- _THE TASK_
From the entries below, copy out every line with "Solicitações" in it.

[Figure dataset records]
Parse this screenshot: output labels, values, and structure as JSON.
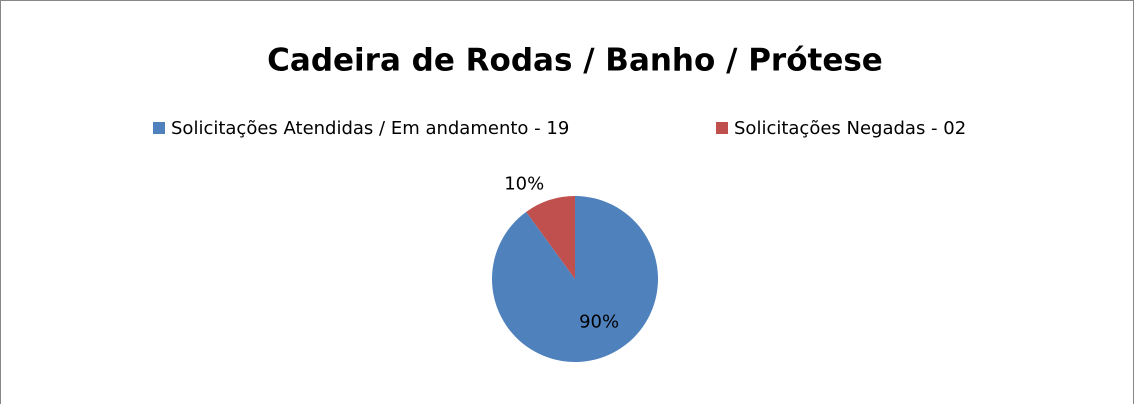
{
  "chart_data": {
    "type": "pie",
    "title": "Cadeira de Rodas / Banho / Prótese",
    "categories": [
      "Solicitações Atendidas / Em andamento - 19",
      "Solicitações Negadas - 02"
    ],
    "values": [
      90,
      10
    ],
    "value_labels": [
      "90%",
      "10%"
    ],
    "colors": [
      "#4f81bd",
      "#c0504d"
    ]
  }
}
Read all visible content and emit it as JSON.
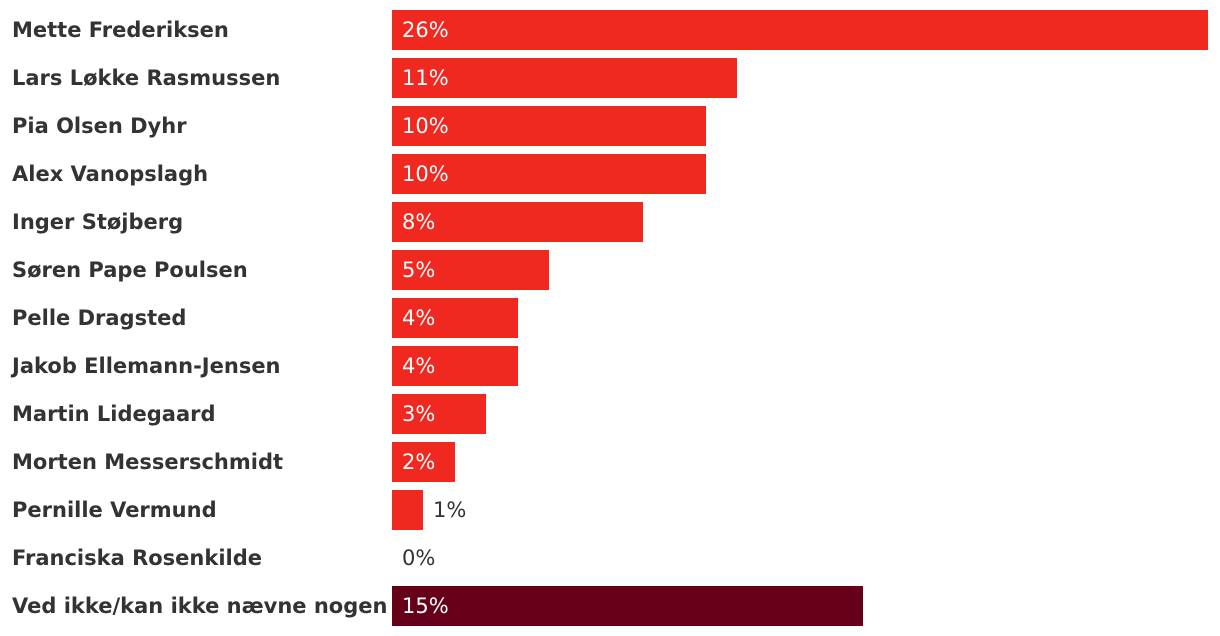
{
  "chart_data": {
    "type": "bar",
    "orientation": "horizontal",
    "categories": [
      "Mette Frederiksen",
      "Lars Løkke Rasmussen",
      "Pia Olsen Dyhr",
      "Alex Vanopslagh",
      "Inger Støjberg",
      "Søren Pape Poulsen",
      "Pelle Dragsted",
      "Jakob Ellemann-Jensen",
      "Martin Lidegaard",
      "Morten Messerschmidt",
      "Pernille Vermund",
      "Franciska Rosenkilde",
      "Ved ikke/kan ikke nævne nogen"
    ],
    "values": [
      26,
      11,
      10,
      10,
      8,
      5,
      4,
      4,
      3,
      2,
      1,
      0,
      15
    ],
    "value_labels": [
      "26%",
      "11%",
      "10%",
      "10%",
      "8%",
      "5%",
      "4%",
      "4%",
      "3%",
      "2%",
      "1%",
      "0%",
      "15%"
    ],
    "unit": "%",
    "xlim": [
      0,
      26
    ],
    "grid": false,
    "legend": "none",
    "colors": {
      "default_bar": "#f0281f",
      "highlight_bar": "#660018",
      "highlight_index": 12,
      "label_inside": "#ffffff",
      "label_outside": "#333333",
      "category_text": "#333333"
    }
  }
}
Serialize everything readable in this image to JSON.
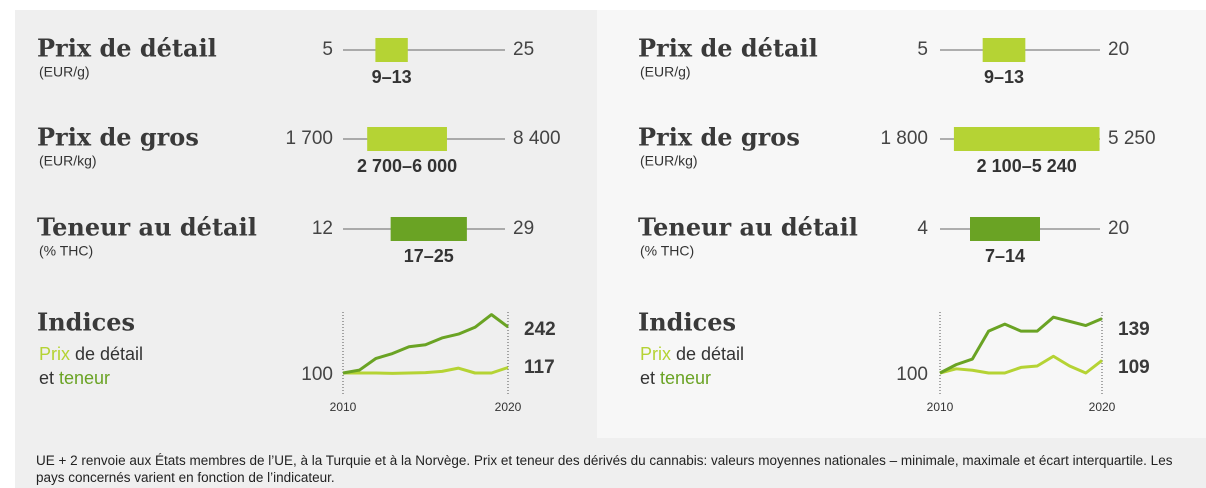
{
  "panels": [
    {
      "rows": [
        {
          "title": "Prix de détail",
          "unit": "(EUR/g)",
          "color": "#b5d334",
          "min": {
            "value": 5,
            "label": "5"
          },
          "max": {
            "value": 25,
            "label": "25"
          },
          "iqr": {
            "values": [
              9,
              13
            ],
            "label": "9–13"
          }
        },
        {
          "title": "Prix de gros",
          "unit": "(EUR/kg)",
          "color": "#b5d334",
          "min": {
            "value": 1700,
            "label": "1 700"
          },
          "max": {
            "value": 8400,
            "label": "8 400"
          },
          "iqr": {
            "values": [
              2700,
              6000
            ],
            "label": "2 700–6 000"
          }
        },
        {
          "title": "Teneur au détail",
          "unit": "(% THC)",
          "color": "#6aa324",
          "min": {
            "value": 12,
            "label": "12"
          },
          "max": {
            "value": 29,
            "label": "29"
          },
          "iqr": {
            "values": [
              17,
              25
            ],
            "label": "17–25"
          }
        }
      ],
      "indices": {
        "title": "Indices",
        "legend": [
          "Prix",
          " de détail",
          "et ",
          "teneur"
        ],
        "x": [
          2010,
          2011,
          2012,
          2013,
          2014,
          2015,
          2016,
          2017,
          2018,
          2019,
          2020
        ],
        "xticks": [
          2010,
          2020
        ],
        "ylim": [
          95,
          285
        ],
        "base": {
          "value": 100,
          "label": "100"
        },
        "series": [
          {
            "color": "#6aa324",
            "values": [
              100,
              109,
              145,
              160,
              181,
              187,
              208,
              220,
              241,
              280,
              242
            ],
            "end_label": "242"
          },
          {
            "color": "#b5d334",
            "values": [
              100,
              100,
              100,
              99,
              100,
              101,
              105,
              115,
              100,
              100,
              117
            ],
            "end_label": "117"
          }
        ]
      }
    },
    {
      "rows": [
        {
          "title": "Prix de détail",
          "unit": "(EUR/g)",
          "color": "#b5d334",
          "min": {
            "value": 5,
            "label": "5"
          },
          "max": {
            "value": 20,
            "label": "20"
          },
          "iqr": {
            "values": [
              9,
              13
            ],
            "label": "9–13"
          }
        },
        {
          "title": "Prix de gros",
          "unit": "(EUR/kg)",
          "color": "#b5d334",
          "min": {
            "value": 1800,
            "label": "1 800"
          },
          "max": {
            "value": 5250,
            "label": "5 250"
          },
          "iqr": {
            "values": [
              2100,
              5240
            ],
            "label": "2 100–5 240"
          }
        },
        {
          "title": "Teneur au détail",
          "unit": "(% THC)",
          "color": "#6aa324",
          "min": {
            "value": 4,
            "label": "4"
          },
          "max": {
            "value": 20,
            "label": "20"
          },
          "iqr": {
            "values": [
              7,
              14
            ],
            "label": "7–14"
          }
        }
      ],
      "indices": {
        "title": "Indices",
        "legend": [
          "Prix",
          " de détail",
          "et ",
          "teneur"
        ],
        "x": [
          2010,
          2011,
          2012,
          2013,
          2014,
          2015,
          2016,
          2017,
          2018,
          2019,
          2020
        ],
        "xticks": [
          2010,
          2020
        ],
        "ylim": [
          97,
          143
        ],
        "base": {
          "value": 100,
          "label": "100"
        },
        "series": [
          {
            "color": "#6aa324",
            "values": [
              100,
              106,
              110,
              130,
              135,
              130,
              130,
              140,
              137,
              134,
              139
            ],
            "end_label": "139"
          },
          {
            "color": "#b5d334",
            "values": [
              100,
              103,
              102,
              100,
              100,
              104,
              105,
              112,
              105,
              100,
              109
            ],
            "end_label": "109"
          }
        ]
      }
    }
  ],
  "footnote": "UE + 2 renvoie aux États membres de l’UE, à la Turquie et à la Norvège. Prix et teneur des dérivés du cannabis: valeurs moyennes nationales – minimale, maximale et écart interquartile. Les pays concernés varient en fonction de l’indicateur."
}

- _OUTPUT FOR THIS EXERCISE_
      "Solicitações Atendidas / Em andamento - 19",
      "Solicitações Negadas - 02"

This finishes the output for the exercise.